• [Short exercise]:
Write out every record below exactly as it appears.

[Data records]
===============

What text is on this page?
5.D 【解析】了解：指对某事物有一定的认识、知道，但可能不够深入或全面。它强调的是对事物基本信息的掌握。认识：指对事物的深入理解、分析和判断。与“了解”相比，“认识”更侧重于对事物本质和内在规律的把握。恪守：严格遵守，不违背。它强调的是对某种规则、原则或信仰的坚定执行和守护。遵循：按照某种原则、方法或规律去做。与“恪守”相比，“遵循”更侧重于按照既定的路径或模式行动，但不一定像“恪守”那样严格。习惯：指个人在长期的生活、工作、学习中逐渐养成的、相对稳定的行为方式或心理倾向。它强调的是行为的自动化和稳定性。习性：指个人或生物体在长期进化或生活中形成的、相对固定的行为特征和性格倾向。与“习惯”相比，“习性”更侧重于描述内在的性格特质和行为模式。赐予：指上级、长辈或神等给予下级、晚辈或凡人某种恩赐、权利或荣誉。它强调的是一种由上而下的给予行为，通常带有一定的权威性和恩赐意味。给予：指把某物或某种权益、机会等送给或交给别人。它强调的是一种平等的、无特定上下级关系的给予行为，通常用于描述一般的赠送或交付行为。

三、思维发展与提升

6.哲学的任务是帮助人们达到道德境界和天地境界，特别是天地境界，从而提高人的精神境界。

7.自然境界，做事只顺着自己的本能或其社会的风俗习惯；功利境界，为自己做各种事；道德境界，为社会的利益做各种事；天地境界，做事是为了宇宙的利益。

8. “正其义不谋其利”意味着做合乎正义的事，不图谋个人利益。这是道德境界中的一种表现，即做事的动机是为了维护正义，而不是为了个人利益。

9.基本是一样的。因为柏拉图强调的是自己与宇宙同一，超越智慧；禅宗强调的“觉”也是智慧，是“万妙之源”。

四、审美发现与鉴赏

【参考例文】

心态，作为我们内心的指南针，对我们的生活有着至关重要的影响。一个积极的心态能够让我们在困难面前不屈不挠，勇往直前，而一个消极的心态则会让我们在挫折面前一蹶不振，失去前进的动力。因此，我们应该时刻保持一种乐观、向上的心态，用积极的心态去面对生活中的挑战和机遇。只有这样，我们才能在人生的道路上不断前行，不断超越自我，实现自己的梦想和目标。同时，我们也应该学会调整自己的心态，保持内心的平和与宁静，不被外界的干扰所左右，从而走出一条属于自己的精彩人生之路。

===============

• [Written answer]:
What text is on this page?
5.D 【解析】了解：指对某事物有一定的认识、知道，但可能不够深入或全面。它强调的是对事物基本信息的掌握。认识：指对事物的深入理解、分析和判断。与“了解”相比，“认识”更侧重于对事物本质和内在规律的把握。恪守：严格遵守，不违背。它强调的是对某种规则、原则或信仰的坚定执行和守护。遵循：按照某种原则、方法或规律去做。与“恪守”相比，“遵循”更侧重于按照既定的路径或模式行动，但不一定像“恪守”那样严格。习惯：指个人在长期的生活、工作、学习中逐渐养成的、相对稳定的行为方式或心理倾向。它强调的是行为的自动化和稳定性。习性：指个人或生物体在长期进化或生活中形成的、相对固定的行为特征和性格倾向。与“习惯”相比，“习性”更侧重于描述内在的性格特质和行为模式。赐予：指上级、长辈或神等给予下级、晚辈或凡人某种恩赐、权利或荣誉。它强调的是一种由上而下的给予行为，通常带有一定的权威性和恩赐意味。给予：指把某物或某种权益、机会等送给或交给别人。它强调的是一种平等的、无特定上下级关系的给予行为，通常用于描述一般的赠送或交付行为。

三、思维发展与提升

6.哲学的任务是帮助人们达到道德境界和天地境界，特别是天地境界，从而提高人的精神境界。

7.自然境界，做事只顺着自己的本能或其社会的风俗习惯；功利境界，为自己做各种事；道德境界，为社会的利益做各种事；天地境界，做事是为了宇宙的利益。

8. “正其义不谋其利”意味着做合乎正义的事，不图谋个人利益。这是道德境界中的一种表现，即做事的动机是为了维护正义，而不是为了个人利益。

9.基本是一样的。因为柏拉图强调的是自己与宇宙同一，超越智慧；禅宗强调的“觉”也是智慧，是“万妙之源”。

四、审美发现与鉴赏

【参考例文】

心态，作为我们内心的指南针，对我们的生活有着至关重要的影响。一个积极的心态能够让我们在困难面前不屈不挠，勇往直前，而一个消极的心态则会让我们在挫折面前一蹶不振，失去前进的动力。因此，我们应该时刻保持一种乐观、向上的心态，用积极的心态去面对生活中的挑战和机遇。只有这样，我们才能在人生的道路上不断前行，不断超越自我，实现自己的梦想和目标。同时，我们也应该学会调整自己的心态，保持内心的平和与宁静，不被外界的干扰所左右，从而走出一条属于自己的精彩人生之路。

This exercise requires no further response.